:: Data to process ::

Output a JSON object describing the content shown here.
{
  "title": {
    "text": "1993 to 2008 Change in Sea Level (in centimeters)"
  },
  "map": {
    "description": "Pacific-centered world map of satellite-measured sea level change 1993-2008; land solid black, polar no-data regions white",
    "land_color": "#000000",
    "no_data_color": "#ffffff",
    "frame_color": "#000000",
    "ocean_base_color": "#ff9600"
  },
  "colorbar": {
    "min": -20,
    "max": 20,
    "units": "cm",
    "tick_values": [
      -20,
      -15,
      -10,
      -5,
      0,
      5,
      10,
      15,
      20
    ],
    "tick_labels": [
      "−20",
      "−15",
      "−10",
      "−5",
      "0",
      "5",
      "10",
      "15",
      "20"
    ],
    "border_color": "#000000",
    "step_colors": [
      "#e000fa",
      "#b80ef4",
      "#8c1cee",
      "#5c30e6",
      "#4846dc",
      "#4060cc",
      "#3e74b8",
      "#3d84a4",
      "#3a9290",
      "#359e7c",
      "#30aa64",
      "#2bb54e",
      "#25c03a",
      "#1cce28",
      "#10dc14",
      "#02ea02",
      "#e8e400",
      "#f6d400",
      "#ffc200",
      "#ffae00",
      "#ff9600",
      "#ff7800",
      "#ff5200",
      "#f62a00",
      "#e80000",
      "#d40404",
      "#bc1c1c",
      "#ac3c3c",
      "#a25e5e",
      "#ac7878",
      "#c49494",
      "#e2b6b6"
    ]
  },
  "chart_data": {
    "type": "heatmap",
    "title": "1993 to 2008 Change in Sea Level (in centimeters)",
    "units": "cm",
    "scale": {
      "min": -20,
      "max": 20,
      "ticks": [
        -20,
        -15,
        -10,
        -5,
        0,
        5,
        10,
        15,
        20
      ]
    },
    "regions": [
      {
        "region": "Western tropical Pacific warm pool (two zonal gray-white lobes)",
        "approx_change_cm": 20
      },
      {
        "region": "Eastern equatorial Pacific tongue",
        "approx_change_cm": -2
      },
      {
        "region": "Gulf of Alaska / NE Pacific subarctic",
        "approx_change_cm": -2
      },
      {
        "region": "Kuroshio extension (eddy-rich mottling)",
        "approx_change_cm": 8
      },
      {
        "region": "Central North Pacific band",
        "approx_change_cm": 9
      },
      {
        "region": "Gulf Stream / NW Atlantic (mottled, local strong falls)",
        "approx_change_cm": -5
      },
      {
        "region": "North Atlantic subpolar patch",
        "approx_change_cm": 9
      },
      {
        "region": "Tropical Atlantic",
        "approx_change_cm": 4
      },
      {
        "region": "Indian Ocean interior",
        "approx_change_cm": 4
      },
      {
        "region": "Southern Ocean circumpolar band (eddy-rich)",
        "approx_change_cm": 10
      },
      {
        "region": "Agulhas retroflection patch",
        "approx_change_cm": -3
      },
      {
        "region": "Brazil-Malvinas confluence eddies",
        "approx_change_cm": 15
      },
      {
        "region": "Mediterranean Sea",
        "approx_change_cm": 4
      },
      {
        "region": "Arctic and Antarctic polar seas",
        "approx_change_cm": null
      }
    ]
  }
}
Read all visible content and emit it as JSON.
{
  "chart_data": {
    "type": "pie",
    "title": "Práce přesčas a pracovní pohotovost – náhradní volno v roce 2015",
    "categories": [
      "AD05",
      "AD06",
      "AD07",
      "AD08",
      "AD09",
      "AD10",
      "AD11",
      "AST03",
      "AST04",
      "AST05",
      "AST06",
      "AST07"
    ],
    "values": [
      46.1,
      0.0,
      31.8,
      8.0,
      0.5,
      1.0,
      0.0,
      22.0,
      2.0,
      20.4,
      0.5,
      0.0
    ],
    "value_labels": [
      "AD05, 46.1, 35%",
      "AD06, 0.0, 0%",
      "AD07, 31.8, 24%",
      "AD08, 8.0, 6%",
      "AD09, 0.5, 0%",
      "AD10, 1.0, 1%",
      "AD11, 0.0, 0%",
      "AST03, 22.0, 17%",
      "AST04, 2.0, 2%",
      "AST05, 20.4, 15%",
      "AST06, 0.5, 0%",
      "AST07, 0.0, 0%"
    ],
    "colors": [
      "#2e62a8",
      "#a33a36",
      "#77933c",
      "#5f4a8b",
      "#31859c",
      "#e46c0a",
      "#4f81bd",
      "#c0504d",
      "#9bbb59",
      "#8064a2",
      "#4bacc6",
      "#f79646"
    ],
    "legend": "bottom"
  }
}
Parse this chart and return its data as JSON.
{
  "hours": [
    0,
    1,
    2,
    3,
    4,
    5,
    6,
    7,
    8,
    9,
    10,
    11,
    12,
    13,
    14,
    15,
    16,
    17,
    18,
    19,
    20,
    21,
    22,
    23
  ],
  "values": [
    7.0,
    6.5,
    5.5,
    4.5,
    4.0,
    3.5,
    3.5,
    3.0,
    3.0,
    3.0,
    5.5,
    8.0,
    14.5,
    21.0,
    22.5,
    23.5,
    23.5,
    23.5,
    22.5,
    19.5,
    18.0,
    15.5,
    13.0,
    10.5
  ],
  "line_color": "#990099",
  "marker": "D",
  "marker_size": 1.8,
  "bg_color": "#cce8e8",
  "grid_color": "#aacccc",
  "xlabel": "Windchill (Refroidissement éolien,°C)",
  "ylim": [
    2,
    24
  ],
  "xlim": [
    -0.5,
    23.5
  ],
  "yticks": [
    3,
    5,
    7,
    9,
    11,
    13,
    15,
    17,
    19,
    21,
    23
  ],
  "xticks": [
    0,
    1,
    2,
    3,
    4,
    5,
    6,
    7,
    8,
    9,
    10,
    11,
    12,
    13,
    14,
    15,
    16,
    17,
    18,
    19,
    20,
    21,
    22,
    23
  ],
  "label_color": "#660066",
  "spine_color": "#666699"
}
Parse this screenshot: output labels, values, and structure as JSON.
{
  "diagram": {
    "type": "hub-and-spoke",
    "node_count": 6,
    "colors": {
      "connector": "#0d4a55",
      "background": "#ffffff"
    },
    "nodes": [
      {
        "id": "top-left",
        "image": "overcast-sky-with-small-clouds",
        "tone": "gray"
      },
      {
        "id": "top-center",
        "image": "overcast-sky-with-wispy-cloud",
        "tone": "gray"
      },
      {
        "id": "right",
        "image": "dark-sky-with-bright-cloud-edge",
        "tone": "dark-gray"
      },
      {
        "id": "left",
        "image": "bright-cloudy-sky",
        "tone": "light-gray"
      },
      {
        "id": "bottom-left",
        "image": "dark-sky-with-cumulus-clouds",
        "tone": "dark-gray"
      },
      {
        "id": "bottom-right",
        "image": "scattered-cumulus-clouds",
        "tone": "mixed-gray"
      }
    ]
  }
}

:: Your task ::
All of the data shown above must be copied exactly.

:: Solution to this problem ::
Output a JSON object describing the content shown here.
{
  "title": {
    "text": "1993 to 2008 Change in Sea Level (in centimeters)"
  },
  "map": {
    "description": "Pacific-centered world map of satellite-measured sea level change 1993-2008; land solid black, polar no-data regions white",
    "land_color": "#000000",
    "no_data_color": "#ffffff",
    "frame_color": "#000000",
    "ocean_base_color": "#ff9600"
  },
  "colorbar": {
    "min": -20,
    "max": 20,
    "units": "cm",
    "tick_values": [
      -20,
      -15,
      -10,
      -5,
      0,
      5,
      10,
      15,
      20
    ],
    "tick_labels": [
      "−20",
      "−15",
      "−10",
      "−5",
      "0",
      "5",
      "10",
      "15",
      "20"
    ],
    "border_color": "#000000",
    "step_colors": [
      "#e000fa",
      "#b80ef4",
      "#8c1cee",
      "#5c30e6",
      "#4846dc",
      "#4060cc",
      "#3e74b8",
      "#3d84a4",
      "#3a9290",
      "#359e7c",
      "#30aa64",
      "#2bb54e",
      "#25c03a",
      "#1cce28",
      "#10dc14",
      "#02ea02",
      "#e8e400",
      "#f6d400",
      "#ffc200",
      "#ffae00",
      "#ff9600",
      "#ff7800",
      "#ff5200",
      "#f62a00",
      "#e80000",
      "#d40404",
      "#bc1c1c",
      "#ac3c3c",
      "#a25e5e",
      "#ac7878",
      "#c49494",
      "#e2b6b6"
    ]
  },
  "chart_data": {
    "type": "heatmap",
    "title": "1993 to 2008 Change in Sea Level (in centimeters)",
    "units": "cm",
    "scale": {
      "min": -20,
      "max": 20,
      "ticks": [
        -20,
        -15,
        -10,
        -5,
        0,
        5,
        10,
        15,
        20
      ]
    },
    "regions": [
      {
        "region": "Western tropical Pacific warm pool (two zonal gray-white lobes)",
        "approx_change_cm": 20
      },
      {
        "region": "Eastern equatorial Pacific tongue",
        "approx_change_cm": -2
      },
      {
        "region": "Gulf of Alaska / NE Pacific subarctic",
        "approx_change_cm": -2
      },
      {
        "region": "Kuroshio extension (eddy-rich mottling)",
        "approx_change_cm": 8
      },
      {
        "region": "Central North Pacific band",
        "approx_change_cm": 9
      },
      {
        "region": "Gulf Stream / NW Atlantic (mottled, local strong falls)",
        "approx_change_cm": -5
      },
      {
        "region": "North Atlantic subpolar patch",
        "approx_change_cm": 9
      },
      {
        "region": "Tropical Atlantic",
        "approx_change_cm": 4
      },
      {
        "region": "Indian Ocean interior",
        "approx_change_cm": 4
      },
      {
        "region": "Southern Ocean circumpolar band (eddy-rich)",
        "approx_change_cm": 10
      },
      {
        "region": "Agulhas retroflection patch",
        "approx_change_cm": -3
      },
      {
        "region": "Brazil-Malvinas confluence eddies",
        "approx_change_cm": 15
      },
      {
        "region": "Mediterranean Sea",
        "approx_change_cm": 4
      },
      {
        "region": "Arctic and Antarctic polar seas",
        "approx_change_cm": null
      }
    ]
  }
}
Read all visible content and emit it as JSON.
{
  "chart_data": {
    "type": "pie",
    "title": "Práce přesčas a pracovní pohotovost – náhradní volno v roce 2015",
    "categories": [
      "AD05",
      "AD06",
      "AD07",
      "AD08",
      "AD09",
      "AD10",
      "AD11",
      "AST03",
      "AST04",
      "AST05",
      "AST06",
      "AST07"
    ],
    "values": [
      46.1,
      0.0,
      31.8,
      8.0,
      0.5,
      1.0,
      0.0,
      22.0,
      2.0,
      20.4,
      0.5,
      0.0
    ],
    "value_labels": [
      "AD05, 46.1, 35%",
      "AD06, 0.0, 0%",
      "AD07, 31.8, 24%",
      "AD08, 8.0, 6%",
      "AD09, 0.5, 0%",
      "AD10, 1.0, 1%",
      "AD11, 0.0, 0%",
      "AST03, 22.0, 17%",
      "AST04, 2.0, 2%",
      "AST05, 20.4, 15%",
      "AST06, 0.5, 0%",
      "AST07, 0.0, 0%"
    ],
    "colors": [
      "#2e62a8",
      "#a33a36",
      "#77933c",
      "#5f4a8b",
      "#31859c",
      "#e46c0a",
      "#4f81bd",
      "#c0504d",
      "#9bbb59",
      "#8064a2",
      "#4bacc6",
      "#f79646"
    ],
    "legend": "bottom"
  }
}
Parse this chart and return its data as JSON.
{
  "hours": [
    0,
    1,
    2,
    3,
    4,
    5,
    6,
    7,
    8,
    9,
    10,
    11,
    12,
    13,
    14,
    15,
    16,
    17,
    18,
    19,
    20,
    21,
    22,
    23
  ],
  "values": [
    7.0,
    6.5,
    5.5,
    4.5,
    4.0,
    3.5,
    3.5,
    3.0,
    3.0,
    3.0,
    5.5,
    8.0,
    14.5,
    21.0,
    22.5,
    23.5,
    23.5,
    23.5,
    22.5,
    19.5,
    18.0,
    15.5,
    13.0,
    10.5
  ],
  "line_color": "#990099",
  "marker": "D",
  "marker_size": 1.8,
  "bg_color": "#cce8e8",
  "grid_color": "#aacccc",
  "xlabel": "Windchill (Refroidissement éolien,°C)",
  "ylim": [
    2,
    24
  ],
  "xlim": [
    -0.5,
    23.5
  ],
  "yticks": [
    3,
    5,
    7,
    9,
    11,
    13,
    15,
    17,
    19,
    21,
    23
  ],
  "xticks": [
    0,
    1,
    2,
    3,
    4,
    5,
    6,
    7,
    8,
    9,
    10,
    11,
    12,
    13,
    14,
    15,
    16,
    17,
    18,
    19,
    20,
    21,
    22,
    23
  ],
  "label_color": "#660066",
  "spine_color": "#666699"
}
Parse this screenshot: output labels, values, and structure as JSON.
{
  "diagram": {
    "type": "hub-and-spoke",
    "node_count": 6,
    "colors": {
      "connector": "#0d4a55",
      "background": "#ffffff"
    },
    "nodes": [
      {
        "id": "top-left",
        "image": "overcast-sky-with-small-clouds",
        "tone": "gray"
      },
      {
        "id": "top-center",
        "image": "overcast-sky-with-wispy-cloud",
        "tone": "gray"
      },
      {
        "id": "right",
        "image": "dark-sky-with-bright-cloud-edge",
        "tone": "dark-gray"
      },
      {
        "id": "left",
        "image": "bright-cloudy-sky",
        "tone": "light-gray"
      },
      {
        "id": "bottom-left",
        "image": "dark-sky-with-cumulus-clouds",
        "tone": "dark-gray"
      },
      {
        "id": "bottom-right",
        "image": "scattered-cumulus-clouds",
        "tone": "mixed-gray"
      }
    ]
  }
}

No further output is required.